[Set task A] From the research profile below, extract the passage starting at "A chapter on" and ending at "Press, April 2015).".
[Set task B] Continue George Ttoouli's research profile below from where it stops.

[Document extract]
################

George Ttoouli
Research Interests
Academic
My research area is, broadly speaking, the development of the poetic series in the twentieth century, within an ecocritical context. The aim is to investigate the value of this particular formal postmodern innovation to ecological thinking through an examination of its development and deployment in the twentieth century to the present.
The project is clearly too big for a single thesis, and is beginning to separate into three (potentially four) projects. The first focuses on North American serial poetics and ecopoetics in Lorine Niedecker, Charles Olson, Robin Blaser and Susan Howe. The second will focus on the UK, where the particulars of place and tradition (the absence, for example, of the 'frontier' as a structural operand, with, instead, a battle between commons and private land shaping land relations; and an emphasis on the 'journey poem') need thorough consideration. Basil Bunting, Peter Riley and Maggie O'Sullivan form the core of this facet to the project, but this will expand further.
And finally, I have increasingly leaned toward 'third nature' and world-literary systems as a way of exploring ecoserial patterns beyond a Western-centric focus. Current case study plans for this third project include Kamau Brathwaite, Cecilia Vicuna, M NourbeSe Philip, John Anderson and Arun Kolatkar, as well as a consideration of flarf and conceptual poetry's use of extra-human agencies in poetic generation.
A chapter on Peter Riley's Alstonefield: a poem is forthcoming in Peter Riley: Critical Essays ed. Amy Cutler and Alex Latter (Gylphi Press, 2015).
Creative Writing
My first poetry collection is Static Exile (2009). Most recent editorial project is The Apple Anthology (2013), co-edited with Yvonne Reddick.
I have a novel manuscript completed and a second poetry collection. Poems recently placed with Under the Radar, Poetry Wales, Tears in the Fence and The Clearing, as well as in academic locations such as Dandelion Journal (4.2 Winter 2013), La questione romantica (3.2 April 2014).
A series extract, 'Parchment Scalpel Rock: Stratigraphical Economics,' appeared in MAP: Poems After William Smith's Geological Map of 1815 ed. Michael McKimm (Worple Press, April 2015).

################

Boxed element entries:

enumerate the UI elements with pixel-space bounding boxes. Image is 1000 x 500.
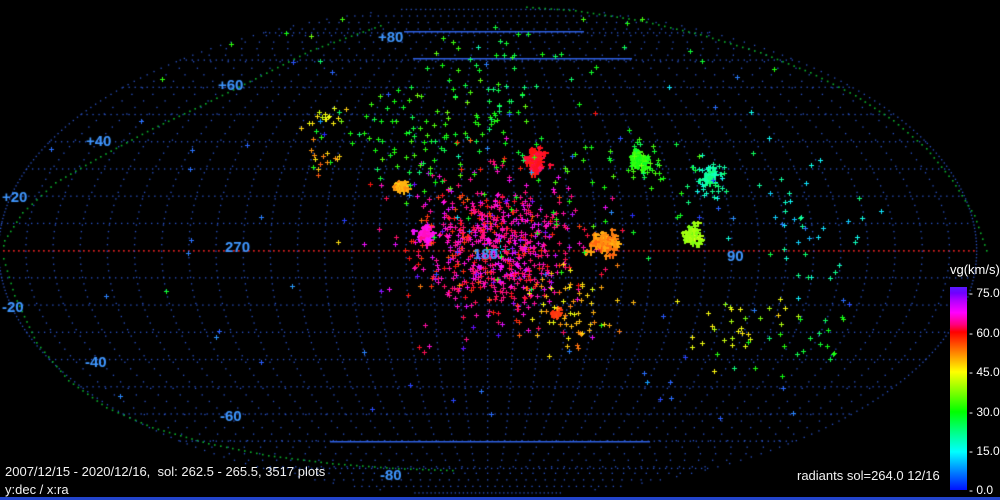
footer-axis-legend: y:dec / x:ra: [5, 482, 69, 497]
radiant-sky-map-canvas[interactable]: [0, 0, 1000, 500]
footer-radiants-status: radiants sol=264.0 12/16: [797, 468, 940, 483]
footer-date-range: 2007/12/15 - 2020/12/16, sol: 262.5 - 26…: [5, 464, 326, 479]
radiant-map-window: vg(km/s) - 75.0- 60.0- 45.0- 30.0- 15.0-…: [0, 0, 1000, 500]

################

[Task result A]
A chapter on Peter Riley's Alstonefield: a poem is forthcoming in Peter Riley: Critical Essays ed. Amy Cutler and Alex Latter (Gylphi Press, 2015).
Creative Writing
My first poetry collection is Static Exile (2009). Most recent editorial project is The Apple Anthology (2013), co-edited with Yvonne Reddick.
I have a novel manuscript completed and a second poetry collection. Poems recently placed with Under the Radar, Poetry Wales, Tears in the Fence and The Clearing, as well as in academic locations such as Dandelion Journal (4.2 Winter 2013), La questione romantica (3.2 April 2014).
A series extract, 'Parchment Scalpel Rock: Stratigraphical Economics,' appeared in MAP: Poems After William Smith's Geological Map of 1815 ed. Michael McKimm (Worple Press, April 2015).

[Task result B]
Thesis Overview
Ecopoetics and Serial Form
I am in my final year of investigating the development of serial form through a 'fourth-wave' ecocritical optic, with an emphasis on material ecopoetics in US experimental poetries.
The project tracks the development of serial form in relation to writing place and ecology. Beginning with Lorine Niedecker as 'proto-serial', I then progresses through the pivot of Charles Olson's Maximus, which straddles an inconsistent poetics between modernist epic and postmodern long-form poem. The representation of Gloucester as an economic zone of depression, and Olson's attempt to explain history, is troubled by serial structural devices that disrupt the clarity of vision and allow alternative perspectives, versions of historical, factual and fictional narratives, and poetic modes, to jostle each other out of a vertical hierarchy.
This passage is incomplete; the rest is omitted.